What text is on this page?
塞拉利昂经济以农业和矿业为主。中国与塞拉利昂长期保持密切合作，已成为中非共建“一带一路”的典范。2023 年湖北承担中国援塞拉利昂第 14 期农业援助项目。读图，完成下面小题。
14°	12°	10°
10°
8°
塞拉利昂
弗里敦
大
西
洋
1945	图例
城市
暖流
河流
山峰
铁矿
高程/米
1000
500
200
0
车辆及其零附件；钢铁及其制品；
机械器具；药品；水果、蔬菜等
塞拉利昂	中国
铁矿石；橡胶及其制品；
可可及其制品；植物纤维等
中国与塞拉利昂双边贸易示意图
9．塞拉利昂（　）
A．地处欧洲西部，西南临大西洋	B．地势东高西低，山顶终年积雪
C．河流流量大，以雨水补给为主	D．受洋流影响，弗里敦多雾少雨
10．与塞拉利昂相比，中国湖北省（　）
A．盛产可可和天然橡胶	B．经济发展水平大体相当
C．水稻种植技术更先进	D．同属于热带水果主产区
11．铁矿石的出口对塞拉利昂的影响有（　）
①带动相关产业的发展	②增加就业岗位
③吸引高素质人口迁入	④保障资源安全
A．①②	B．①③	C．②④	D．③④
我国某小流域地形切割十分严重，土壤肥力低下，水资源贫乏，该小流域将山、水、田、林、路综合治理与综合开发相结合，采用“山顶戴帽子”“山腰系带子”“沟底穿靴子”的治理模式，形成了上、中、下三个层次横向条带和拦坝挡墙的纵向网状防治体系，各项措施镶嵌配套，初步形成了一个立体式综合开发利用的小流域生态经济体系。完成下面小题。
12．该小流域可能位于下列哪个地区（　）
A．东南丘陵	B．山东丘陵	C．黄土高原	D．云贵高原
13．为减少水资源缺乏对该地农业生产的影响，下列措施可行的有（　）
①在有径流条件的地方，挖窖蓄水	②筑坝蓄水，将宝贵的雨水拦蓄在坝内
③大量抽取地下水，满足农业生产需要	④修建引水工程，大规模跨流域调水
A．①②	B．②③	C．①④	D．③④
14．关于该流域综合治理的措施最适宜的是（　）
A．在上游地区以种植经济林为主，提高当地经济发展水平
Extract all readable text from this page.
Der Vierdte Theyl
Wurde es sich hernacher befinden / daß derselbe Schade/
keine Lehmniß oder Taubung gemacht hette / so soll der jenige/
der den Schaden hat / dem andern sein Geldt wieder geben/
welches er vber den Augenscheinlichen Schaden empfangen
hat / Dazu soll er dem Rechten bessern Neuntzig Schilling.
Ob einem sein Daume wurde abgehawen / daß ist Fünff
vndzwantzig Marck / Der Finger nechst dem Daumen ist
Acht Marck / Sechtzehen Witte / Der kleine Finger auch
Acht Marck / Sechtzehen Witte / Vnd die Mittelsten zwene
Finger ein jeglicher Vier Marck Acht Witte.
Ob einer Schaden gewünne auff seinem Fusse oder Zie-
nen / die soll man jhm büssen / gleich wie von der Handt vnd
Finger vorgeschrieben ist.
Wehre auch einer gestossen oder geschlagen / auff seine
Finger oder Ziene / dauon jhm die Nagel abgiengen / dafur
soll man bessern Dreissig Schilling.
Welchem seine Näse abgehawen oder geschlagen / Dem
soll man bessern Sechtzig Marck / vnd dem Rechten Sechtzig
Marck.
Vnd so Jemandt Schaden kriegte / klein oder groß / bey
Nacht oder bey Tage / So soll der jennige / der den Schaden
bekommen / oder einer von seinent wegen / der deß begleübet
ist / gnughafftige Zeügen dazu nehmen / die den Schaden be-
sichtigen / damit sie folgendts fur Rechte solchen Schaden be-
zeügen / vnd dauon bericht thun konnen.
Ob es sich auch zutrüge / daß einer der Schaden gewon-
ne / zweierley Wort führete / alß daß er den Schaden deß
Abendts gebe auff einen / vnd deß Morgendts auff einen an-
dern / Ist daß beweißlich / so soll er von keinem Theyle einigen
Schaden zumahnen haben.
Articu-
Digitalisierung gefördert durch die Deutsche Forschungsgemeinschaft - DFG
━━━━━━━━
The request:
In the records above, find the lines containing "geschlagen" and copy them.

Solution for this task:
Wehre auch einer gestossen oder geschlagen / auff seine
Welchem seine Näse abgehawen oder geschlagen / Dem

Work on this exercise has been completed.